#### [Stated goal]
Select from the records below every line that has the word "USDT" in it.

(Records from a data collection)
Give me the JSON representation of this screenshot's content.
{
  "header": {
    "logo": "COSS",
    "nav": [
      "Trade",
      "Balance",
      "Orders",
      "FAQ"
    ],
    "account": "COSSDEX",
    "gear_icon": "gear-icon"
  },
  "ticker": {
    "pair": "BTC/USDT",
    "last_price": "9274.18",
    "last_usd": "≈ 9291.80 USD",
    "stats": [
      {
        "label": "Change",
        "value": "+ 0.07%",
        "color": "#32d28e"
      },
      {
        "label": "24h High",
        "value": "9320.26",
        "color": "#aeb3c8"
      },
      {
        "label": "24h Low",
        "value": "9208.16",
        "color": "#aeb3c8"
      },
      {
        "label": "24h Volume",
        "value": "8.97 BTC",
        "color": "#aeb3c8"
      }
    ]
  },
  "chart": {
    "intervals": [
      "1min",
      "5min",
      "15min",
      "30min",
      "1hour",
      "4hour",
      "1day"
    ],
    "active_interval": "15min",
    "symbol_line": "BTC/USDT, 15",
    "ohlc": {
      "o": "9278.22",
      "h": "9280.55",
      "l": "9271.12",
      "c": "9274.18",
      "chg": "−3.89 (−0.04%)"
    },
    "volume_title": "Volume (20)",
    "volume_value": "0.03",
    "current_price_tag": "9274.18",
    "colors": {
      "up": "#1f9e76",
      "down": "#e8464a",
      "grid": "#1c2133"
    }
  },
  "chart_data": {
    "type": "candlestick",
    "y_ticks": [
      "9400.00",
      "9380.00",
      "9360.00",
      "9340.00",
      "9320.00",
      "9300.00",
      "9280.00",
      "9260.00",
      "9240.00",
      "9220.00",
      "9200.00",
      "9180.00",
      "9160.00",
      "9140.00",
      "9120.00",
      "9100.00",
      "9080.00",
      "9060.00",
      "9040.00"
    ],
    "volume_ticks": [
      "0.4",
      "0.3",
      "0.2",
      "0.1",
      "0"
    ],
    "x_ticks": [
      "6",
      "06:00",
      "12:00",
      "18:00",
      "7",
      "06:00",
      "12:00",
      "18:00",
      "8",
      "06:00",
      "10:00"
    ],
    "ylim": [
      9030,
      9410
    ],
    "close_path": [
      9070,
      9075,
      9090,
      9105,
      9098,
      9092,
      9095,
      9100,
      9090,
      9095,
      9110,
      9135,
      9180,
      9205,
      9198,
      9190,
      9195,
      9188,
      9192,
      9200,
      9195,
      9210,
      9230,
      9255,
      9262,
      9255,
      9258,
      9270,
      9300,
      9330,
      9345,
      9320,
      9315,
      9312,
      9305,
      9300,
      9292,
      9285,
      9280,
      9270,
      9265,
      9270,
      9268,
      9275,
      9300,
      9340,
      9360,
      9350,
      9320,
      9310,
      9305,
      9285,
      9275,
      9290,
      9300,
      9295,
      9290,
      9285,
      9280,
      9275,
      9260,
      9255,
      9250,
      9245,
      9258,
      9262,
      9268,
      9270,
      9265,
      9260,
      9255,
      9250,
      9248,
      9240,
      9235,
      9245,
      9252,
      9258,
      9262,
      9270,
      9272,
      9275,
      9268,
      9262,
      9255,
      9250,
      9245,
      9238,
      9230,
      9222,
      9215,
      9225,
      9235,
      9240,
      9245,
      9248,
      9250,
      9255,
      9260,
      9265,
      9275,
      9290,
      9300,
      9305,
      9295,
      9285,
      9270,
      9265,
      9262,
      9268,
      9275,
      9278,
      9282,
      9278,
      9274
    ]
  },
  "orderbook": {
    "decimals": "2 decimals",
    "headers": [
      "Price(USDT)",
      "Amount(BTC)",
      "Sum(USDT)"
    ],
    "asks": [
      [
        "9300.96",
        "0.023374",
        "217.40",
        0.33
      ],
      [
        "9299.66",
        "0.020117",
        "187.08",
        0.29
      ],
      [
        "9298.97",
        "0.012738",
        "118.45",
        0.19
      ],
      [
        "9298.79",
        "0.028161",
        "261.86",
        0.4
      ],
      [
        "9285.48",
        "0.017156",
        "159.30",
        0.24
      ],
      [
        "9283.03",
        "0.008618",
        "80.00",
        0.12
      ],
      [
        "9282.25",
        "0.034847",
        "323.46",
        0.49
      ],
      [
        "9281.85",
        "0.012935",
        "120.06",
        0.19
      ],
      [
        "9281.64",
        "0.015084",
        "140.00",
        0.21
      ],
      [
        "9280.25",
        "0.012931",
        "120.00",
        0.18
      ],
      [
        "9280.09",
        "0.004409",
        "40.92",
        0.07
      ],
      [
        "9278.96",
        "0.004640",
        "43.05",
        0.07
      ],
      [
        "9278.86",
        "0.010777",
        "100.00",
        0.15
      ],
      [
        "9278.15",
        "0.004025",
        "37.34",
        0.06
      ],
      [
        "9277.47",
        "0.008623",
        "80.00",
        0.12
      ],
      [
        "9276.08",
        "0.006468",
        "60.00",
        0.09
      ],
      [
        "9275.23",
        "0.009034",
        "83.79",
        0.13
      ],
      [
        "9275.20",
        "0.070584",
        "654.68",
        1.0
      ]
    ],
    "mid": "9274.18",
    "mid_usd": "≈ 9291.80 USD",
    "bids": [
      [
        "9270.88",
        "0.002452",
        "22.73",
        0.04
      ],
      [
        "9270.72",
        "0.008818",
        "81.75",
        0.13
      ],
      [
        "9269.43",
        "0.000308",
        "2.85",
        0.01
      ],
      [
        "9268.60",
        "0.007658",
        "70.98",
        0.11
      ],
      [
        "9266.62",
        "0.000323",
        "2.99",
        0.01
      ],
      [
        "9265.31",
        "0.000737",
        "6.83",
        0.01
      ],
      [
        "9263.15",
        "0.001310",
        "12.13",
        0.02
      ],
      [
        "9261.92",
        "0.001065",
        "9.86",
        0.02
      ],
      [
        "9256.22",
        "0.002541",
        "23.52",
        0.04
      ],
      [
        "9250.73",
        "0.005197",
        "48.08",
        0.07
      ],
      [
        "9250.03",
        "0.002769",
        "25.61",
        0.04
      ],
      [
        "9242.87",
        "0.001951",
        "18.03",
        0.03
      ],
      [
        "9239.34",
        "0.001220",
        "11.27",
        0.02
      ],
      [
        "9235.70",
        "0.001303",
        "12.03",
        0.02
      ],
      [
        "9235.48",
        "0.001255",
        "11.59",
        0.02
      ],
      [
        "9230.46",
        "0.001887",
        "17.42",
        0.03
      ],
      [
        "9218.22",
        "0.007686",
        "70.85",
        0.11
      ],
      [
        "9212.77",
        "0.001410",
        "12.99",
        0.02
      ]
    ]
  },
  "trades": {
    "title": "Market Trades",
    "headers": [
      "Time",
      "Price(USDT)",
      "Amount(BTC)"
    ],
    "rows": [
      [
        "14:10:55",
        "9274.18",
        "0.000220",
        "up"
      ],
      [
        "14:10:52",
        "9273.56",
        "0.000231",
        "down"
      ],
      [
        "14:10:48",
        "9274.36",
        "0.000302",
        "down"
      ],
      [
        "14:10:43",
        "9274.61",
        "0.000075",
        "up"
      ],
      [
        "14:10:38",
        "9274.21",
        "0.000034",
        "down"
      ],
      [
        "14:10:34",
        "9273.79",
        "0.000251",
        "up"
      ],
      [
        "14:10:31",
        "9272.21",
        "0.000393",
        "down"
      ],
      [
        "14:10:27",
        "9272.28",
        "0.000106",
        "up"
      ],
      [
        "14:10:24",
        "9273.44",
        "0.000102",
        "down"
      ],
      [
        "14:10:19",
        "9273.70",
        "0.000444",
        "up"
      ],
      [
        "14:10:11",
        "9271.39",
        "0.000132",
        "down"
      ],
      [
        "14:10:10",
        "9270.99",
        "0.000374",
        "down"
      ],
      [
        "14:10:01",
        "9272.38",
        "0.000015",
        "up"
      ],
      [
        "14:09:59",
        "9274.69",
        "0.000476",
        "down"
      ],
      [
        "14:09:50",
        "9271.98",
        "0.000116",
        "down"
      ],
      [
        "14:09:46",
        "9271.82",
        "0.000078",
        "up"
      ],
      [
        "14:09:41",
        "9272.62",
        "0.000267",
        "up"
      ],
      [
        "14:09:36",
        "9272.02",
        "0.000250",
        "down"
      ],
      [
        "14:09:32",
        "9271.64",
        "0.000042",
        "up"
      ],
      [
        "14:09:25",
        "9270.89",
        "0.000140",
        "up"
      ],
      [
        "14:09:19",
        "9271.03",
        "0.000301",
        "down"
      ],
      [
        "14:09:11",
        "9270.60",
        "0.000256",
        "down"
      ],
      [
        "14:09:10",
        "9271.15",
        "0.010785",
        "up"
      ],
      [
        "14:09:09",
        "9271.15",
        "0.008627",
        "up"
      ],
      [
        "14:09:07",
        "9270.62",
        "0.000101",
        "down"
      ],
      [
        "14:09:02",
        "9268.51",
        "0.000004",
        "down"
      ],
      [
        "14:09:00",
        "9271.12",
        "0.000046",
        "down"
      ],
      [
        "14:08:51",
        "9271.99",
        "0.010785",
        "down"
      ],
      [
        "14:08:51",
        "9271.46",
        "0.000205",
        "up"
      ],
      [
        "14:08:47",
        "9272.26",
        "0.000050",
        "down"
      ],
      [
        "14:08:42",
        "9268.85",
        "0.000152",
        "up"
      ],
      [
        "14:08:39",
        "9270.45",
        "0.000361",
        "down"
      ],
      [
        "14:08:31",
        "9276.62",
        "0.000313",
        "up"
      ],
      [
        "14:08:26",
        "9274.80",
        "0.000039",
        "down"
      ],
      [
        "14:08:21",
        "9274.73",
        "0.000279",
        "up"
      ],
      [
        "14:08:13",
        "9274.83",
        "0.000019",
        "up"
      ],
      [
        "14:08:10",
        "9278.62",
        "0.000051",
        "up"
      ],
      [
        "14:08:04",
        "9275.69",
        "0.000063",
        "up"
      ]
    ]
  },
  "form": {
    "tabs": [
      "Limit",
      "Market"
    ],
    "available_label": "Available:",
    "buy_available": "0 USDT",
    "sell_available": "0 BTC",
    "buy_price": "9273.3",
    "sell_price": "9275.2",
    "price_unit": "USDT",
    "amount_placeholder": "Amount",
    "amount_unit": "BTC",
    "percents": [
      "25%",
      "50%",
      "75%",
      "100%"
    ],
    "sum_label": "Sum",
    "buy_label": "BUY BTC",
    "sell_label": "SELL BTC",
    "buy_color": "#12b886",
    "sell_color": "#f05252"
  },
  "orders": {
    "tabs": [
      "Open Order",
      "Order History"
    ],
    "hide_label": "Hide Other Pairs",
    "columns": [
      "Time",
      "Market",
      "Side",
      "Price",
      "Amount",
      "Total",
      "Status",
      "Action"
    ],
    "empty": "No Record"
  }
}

#### [Exercise result]
    "pair": "BTC/USDT",
    "symbol_line": "BTC/USDT, 15",
      "Price(USDT)",
      "Sum(USDT)"
      "Price(USDT)",
    "buy_available": "0 USDT",
    "price_unit": "USDT",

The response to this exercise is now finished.